Portion of a data file:
◆ ◆ ◆
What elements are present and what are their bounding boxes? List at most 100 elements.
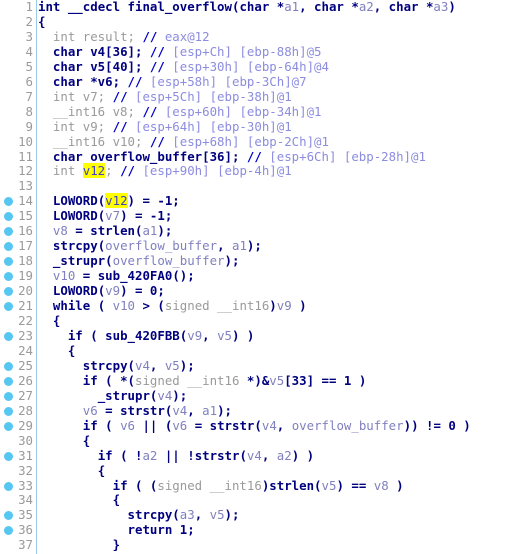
code-token-kw[interactable]: while bbox=[53, 298, 90, 313]
code-token-arg[interactable]: a3 bbox=[433, 0, 448, 14]
code-token-punc[interactable]: )) != 0 ) bbox=[404, 418, 471, 433]
code-token-punc[interactable]: , bbox=[262, 448, 277, 463]
code-token-var[interactable]: v5 bbox=[165, 358, 180, 373]
code-token-arg[interactable]: a1 bbox=[284, 0, 299, 14]
code-line[interactable]: 29 if ( v6 || (v6 = strstr(v4, overflow_… bbox=[0, 418, 516, 434]
code-token-punc[interactable]: { bbox=[98, 463, 105, 478]
code-token-var[interactable]: overflow_buffer bbox=[105, 238, 217, 253]
code-token-cmt[interactable]: [esp+90h] [ebp-4h]@1 bbox=[142, 163, 291, 179]
code-token-punc[interactable]: , bbox=[195, 507, 210, 522]
code-token-punc[interactable]: , bbox=[299, 0, 314, 14]
code-token-punc[interactable]: ( bbox=[314, 478, 321, 493]
code-token-punc[interactable]: ( bbox=[105, 253, 112, 268]
code-line-source[interactable]: { bbox=[38, 313, 60, 329]
code-token-kw[interactable]: char bbox=[314, 0, 344, 14]
code-token-arg[interactable]: a2 bbox=[359, 0, 374, 14]
code-token-punc[interactable]: || ! bbox=[157, 448, 195, 463]
code-token-fn[interactable]: sub_420FA0 bbox=[98, 268, 173, 283]
code-token-var[interactable]: v4 bbox=[247, 448, 262, 463]
code-line[interactable]: 7 int v7; // [esp+5Ch] [ebp-38h]@1 bbox=[0, 89, 516, 105]
code-line-source[interactable]: strcpy(a3, v5); bbox=[38, 507, 240, 523]
code-token-cmt-slash[interactable]: // bbox=[113, 119, 135, 134]
code-line[interactable]: 35 strcpy(a3, v5); bbox=[0, 507, 516, 523]
code-token-punc[interactable]: , bbox=[277, 418, 292, 433]
code-line[interactable]: 14 LOWORD(v12) = -1; bbox=[0, 193, 516, 209]
code-token-punc[interactable]: ( bbox=[254, 418, 261, 433]
code-token-cmt-slash[interactable]: // bbox=[247, 149, 269, 164]
code-line[interactable]: 24 { bbox=[0, 343, 516, 359]
code-token-kw[interactable]: char bbox=[389, 0, 419, 14]
code-line-source[interactable]: LOWORD(v9) = 0; bbox=[38, 283, 165, 299]
code-token-arg[interactable]: a1 bbox=[232, 238, 247, 253]
code-line-source[interactable]: LOWORD(v7) = -1; bbox=[38, 208, 172, 224]
code-token-plain[interactable]: overflow_buffer[36]; bbox=[83, 149, 247, 164]
code-token-plain[interactable]: v4[36]; bbox=[83, 44, 150, 59]
code-token-cmt-slash[interactable]: // bbox=[120, 163, 142, 179]
code-token-punc[interactable]: ) = -1; bbox=[120, 208, 172, 223]
code-token-punc[interactable]: ) = -1; bbox=[128, 193, 180, 208]
code-token-gray[interactable]: int v7; bbox=[53, 89, 113, 104]
code-token-punc[interactable]: ( bbox=[172, 507, 179, 522]
code-token-kw[interactable]: if bbox=[83, 418, 98, 433]
code-line-source[interactable]: int v9; // [esp+64h] [ebp-30h]@1 bbox=[38, 119, 292, 135]
code-token-punc[interactable]: { bbox=[83, 433, 90, 448]
code-token-punc[interactable]: = bbox=[187, 418, 209, 433]
code-line-source[interactable]: strcpy(overflow_buffer, a1); bbox=[38, 238, 262, 254]
code-token-fn[interactable]: strlen bbox=[269, 478, 314, 493]
code-line-source[interactable]: while ( v10 > (signed __int16)v9 ) bbox=[38, 298, 307, 314]
code-token-cmt-slash[interactable]: // bbox=[113, 89, 135, 104]
code-token-punc[interactable]: ); bbox=[217, 403, 232, 418]
code-token-var[interactable]: v6 bbox=[120, 418, 135, 433]
code-token-cmt[interactable]: [esp+30h] [ebp-64h]@4 bbox=[172, 59, 329, 74]
code-token-arg[interactable]: a2 bbox=[142, 448, 157, 463]
code-token-plain[interactable]: * bbox=[344, 0, 358, 14]
code-token-punc[interactable]: 1; bbox=[172, 522, 195, 537]
code-token-var[interactable]: overflow_buffer bbox=[113, 253, 225, 268]
code-line[interactable]: 4 char v4[36]; // [esp+Ch] [ebp-88h]@5 bbox=[0, 44, 516, 60]
code-line[interactable]: 37 } bbox=[0, 537, 516, 553]
code-token-punc[interactable]: } bbox=[113, 537, 120, 552]
code-token-kw[interactable]: if bbox=[98, 448, 113, 463]
code-token-kw[interactable]: if bbox=[83, 373, 98, 388]
code-token-punc[interactable]: { bbox=[53, 313, 60, 328]
code-line[interactable]: 6 char *v6; // [esp+58h] [ebp-3Ch]@7 bbox=[0, 74, 516, 90]
code-token-cmt-slash[interactable]: // bbox=[142, 104, 164, 119]
code-token-fn[interactable]: strstr bbox=[120, 403, 165, 418]
code-token-plain[interactable]: __cdecl bbox=[60, 0, 127, 14]
code-token-punc[interactable]: ( bbox=[90, 298, 112, 313]
code-line[interactable]: 11 char overflow_buffer[36]; // [esp+6Ch… bbox=[0, 149, 516, 165]
code-token-kw[interactable]: if bbox=[113, 478, 128, 493]
code-line-source[interactable]: if ( sub_420FBB(v9, v5) ) bbox=[38, 328, 255, 344]
code-token-punc[interactable]: , bbox=[374, 0, 389, 14]
code-token-punc[interactable]: ); bbox=[172, 388, 187, 403]
code-token-cmt[interactable]: [esp+68h] [ebp-2Ch]@1 bbox=[172, 134, 329, 149]
code-line-source[interactable]: LOWORD(v12) = -1; bbox=[38, 193, 180, 209]
code-token-punc[interactable]: ( bbox=[239, 448, 246, 463]
code-token-var[interactable]: v4 bbox=[172, 403, 187, 418]
code-token-fn[interactable]: LOWORD bbox=[53, 283, 98, 298]
code-token-fn[interactable]: sub_420FBB bbox=[105, 328, 180, 343]
code-line-source[interactable]: { bbox=[38, 492, 120, 508]
code-token-arg[interactable]: a1 bbox=[202, 403, 217, 418]
code-line[interactable]: 18 _strupr(overflow_buffer); bbox=[0, 253, 516, 269]
code-line-source[interactable]: char v5[40]; // [esp+30h] [ebp-64h]@4 bbox=[38, 59, 329, 75]
code-token-plain[interactable]: * bbox=[269, 0, 284, 14]
code-line-source[interactable]: return 1; bbox=[38, 522, 195, 538]
code-line[interactable]: 17 strcpy(overflow_buffer, a1); bbox=[0, 238, 516, 254]
code-line-source[interactable]: char *v6; // [esp+58h] [ebp-3Ch]@7 bbox=[38, 74, 307, 90]
code-token-punc[interactable]: ); bbox=[225, 253, 240, 268]
code-token-punc[interactable]: ) ) bbox=[232, 328, 254, 343]
code-line-source[interactable]: { bbox=[38, 463, 105, 479]
code-token-punc[interactable]: , bbox=[202, 328, 217, 343]
code-token-arg[interactable]: a1 bbox=[142, 223, 157, 238]
code-token-fn[interactable]: LOWORD bbox=[53, 193, 98, 208]
code-token-punc[interactable]: ) = 0; bbox=[120, 283, 165, 298]
pseudocode-code-view[interactable]: 1 int __cdecl final_overflow(char *a1, ch… bbox=[0, 0, 516, 554]
code-token-kw[interactable]: int bbox=[38, 0, 60, 14]
code-line-source[interactable]: if ( *(signed __int16 *)&v5[33] == 1 ) bbox=[38, 373, 367, 389]
code-token-gray[interactable]: signed __int16 bbox=[165, 298, 269, 313]
code-token-punc[interactable]: ); bbox=[247, 238, 262, 253]
code-token-cmt-slash[interactable]: // bbox=[128, 74, 150, 89]
code-token-gray[interactable]: ; bbox=[128, 29, 143, 44]
code-line[interactable]: 34 { bbox=[0, 492, 516, 508]
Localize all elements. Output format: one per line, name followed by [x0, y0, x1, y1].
◆ ◆ ◆
REQUIREMENT -
Format the lines running from the line that contains "code-token-kw[interactable]: while bbox=[53, 298, 90, 313]" up to and including the line that contains "code-token-var[interactable]: v5 bbox=[165, 358, 180, 373]" as a JSON list of strings, with one string for each line and blank lines left out.

COMPLETE OUTPUT -
[
  "code-token-kw[interactable]: while bbox=[53, 298, 90, 313]",
  "code-token-arg[interactable]: a3 bbox=[433, 0, 448, 14]",
  "code-token-punc[interactable]: )) != 0 ) bbox=[404, 418, 471, 433]",
  "code-token-punc[interactable]: , bbox=[262, 448, 277, 463]",
  "code-token-var[interactable]: v5 bbox=[165, 358, 180, 373]"
]